===== Material supplied

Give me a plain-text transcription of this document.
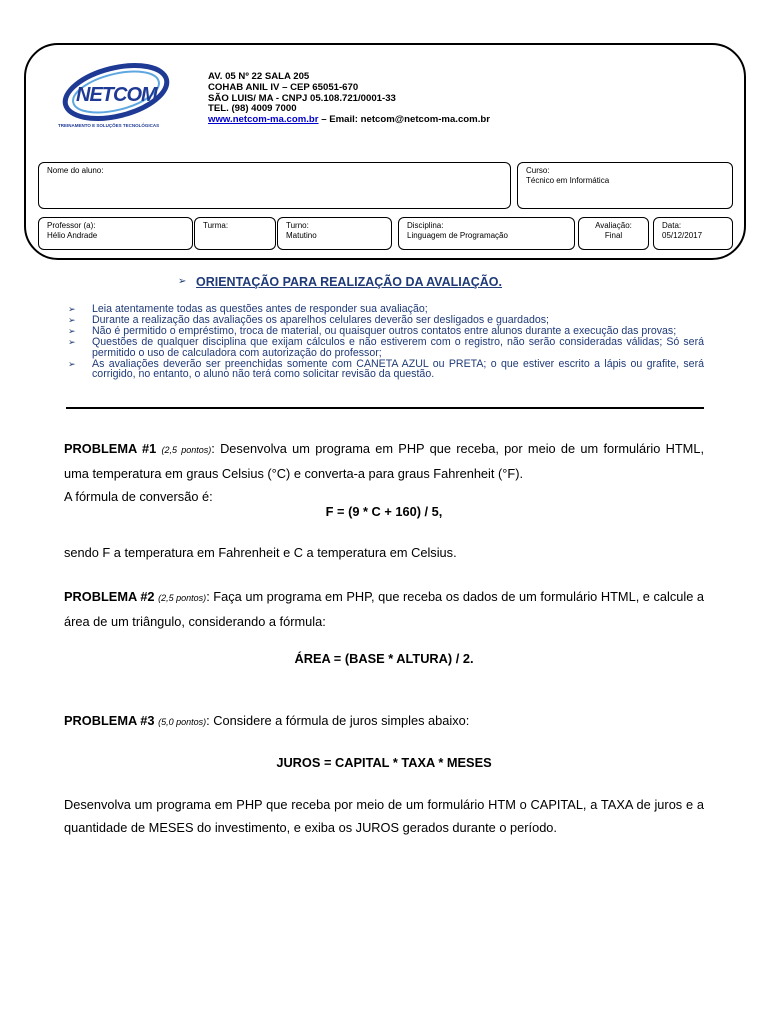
NETCOM
TREINAMENTO E SOLUÇÕES TECNOLÓGICAS
AV. 05 Nº 22 SALA 205
COHAB ANIL IV – CEP 65051-670
SÃO LUIS/ MA - CNPJ 05.108.721/0001-33
TEL. (98) 4009 7000
www.netcom-ma.com.br – Email: netcom@netcom-ma.com.br
Nome do aluno:	Curso:
Técnico em Informática
Professor (a):
Hélio Andrade
Turma:	Turno:
Matutino
Disciplina:
Linguagem de Programação
Avaliação:
Final
Data:
05/12/2017
➢ ORIENTAÇÃO PARA REALIZAÇÃO DA AVALIAÇÃO.
➢ Leia atentamente todas as questões antes de responder sua avaliação;
➢ Durante a realização das avaliações os aparelhos celulares deverão ser desligados e guardados;
➢ Não é permitido o empréstimo, troca de material, ou quaisquer outros contatos entre alunos durante a execução das provas;
➢ Questões de qualquer disciplina que exijam cálculos e não estiverem com o registro, não serão consideradas válidas; Só será permitido o uso de calculadora com autorização do professor;
➢ As avaliações deverão ser preenchidas somente com CANETA AZUL ou PRETA; o que estiver escrito a lápis ou grafite, será corrigido, no entanto, o aluno não terá como solicitar revisão da questão.
PROBLEMA #1 (2,5 pontos): Desenvolva um programa em PHP que receba, por meio de um formulário HTML, uma temperatura em graus Celsius (°C) e converta-a para graus Fahrenheit (°F).
A fórmula de conversão é:
F = (9 * C + 160) / 5,
sendo F a temperatura em Fahrenheit e C a temperatura em Celsius.
PROBLEMA #2 (2,5 pontos): Faça um programa em PHP, que receba os dados de um formulário HTML, e calcule a área de um triângulo, considerando a fórmula:
ÁREA = (BASE * ALTURA) / 2.
PROBLEMA #3 (5,0 pontos): Considere a fórmula de juros simples abaixo:
JUROS = CAPITAL * TAXA * MESES
Desenvolva um programa em PHP que receba por meio de um formulário HTM o CAPITAL, a TAXA de juros e a quantidade de MESES do investimento, e exiba os JUROS gerados durante o período.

==========

Where a line holds the string "Desenvolva", copy that line.

PROBLEMA #1 (2,5 pontos): Desenvolva um programa em PHP que receba, por meio de um formulário HTML, uma temperatura em graus Celsius (°C) e converta-a para graus Fahrenheit (°F).
Desenvolva um programa em PHP que receba por meio de um formulário HTM o CAPITAL, a TAXA de juros e a quantidade de MESES do investimento, e exiba os JUROS gerados durante o período.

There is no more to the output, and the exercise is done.